Aim of the exercise: The records are set out below this line. Return exactly the lines from the one containing "Convert this chart" through the last, and exclude the pictures.

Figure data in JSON
━━━

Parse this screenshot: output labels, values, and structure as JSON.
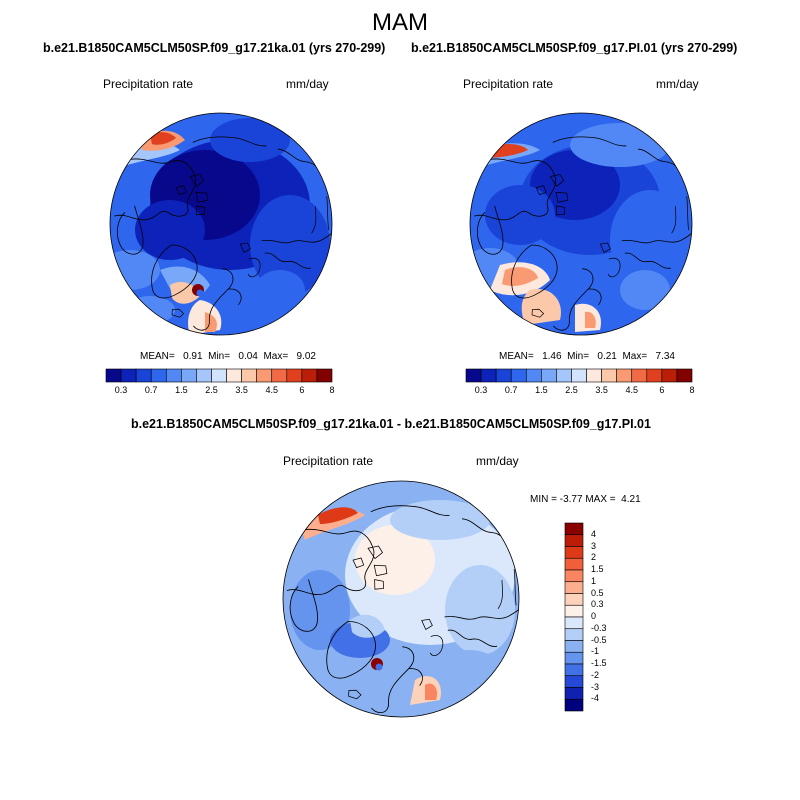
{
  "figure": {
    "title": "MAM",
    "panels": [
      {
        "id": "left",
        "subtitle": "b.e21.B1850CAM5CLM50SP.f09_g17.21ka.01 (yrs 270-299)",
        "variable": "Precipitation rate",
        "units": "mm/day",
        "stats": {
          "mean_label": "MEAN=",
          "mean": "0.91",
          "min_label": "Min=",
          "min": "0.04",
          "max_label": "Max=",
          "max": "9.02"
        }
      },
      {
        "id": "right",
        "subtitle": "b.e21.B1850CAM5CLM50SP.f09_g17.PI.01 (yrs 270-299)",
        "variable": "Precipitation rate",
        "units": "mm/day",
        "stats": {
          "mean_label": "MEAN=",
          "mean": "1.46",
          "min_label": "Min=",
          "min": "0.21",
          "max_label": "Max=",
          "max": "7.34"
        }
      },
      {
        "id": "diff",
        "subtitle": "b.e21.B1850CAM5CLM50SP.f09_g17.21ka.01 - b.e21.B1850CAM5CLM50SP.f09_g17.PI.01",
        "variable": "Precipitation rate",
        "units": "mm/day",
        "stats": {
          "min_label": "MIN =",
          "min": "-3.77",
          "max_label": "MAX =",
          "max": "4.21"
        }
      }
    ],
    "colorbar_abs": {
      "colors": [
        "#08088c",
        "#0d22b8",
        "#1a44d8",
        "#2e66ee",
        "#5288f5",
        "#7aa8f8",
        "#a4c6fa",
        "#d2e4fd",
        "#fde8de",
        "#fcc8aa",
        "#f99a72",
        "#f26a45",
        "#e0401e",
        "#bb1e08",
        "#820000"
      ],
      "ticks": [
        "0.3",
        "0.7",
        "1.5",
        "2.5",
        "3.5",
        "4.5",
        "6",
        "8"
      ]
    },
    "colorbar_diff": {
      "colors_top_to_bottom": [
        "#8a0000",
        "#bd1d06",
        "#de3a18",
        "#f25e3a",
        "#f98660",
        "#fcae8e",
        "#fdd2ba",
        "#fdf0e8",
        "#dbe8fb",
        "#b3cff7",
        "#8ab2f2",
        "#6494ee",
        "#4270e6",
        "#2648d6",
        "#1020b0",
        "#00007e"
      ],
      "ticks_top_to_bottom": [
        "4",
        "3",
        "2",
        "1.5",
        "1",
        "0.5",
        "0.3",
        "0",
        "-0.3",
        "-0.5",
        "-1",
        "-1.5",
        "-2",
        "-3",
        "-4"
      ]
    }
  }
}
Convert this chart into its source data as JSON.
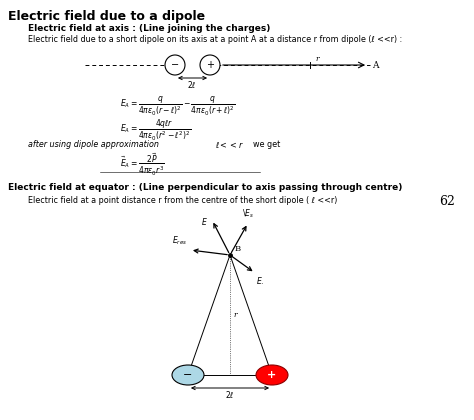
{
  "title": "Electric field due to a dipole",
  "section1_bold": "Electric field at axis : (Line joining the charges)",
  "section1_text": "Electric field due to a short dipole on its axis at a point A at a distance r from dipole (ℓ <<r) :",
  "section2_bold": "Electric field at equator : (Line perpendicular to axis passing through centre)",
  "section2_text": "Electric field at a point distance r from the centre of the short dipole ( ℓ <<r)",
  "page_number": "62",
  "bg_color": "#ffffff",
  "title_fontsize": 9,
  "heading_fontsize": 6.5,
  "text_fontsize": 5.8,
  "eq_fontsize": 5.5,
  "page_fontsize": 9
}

━━━

Task result:
Convert this chart into its source data as JSON.
{
  "title": "Electric field due to a dipole",
  "section1_bold": "Electric field at axis : (Line joining the charges)",
  "section1_text": "Electric field due to a short dipole on its axis at a point A at a distance r from dipole (ℓ <<r) :",
  "section2_bold": "Electric field at equator : (Line perpendicular to axis passing through centre)",
  "section2_text": "Electric field at a point distance r from the centre of the short dipole ( ℓ <<r)",
  "page_number": "62",
  "bg_color": "#ffffff",
  "title_fontsize": 9,
  "heading_fontsize": 6.5,
  "text_fontsize": 5.8,
  "eq_fontsize": 5.5,
  "page_fontsize": 9
}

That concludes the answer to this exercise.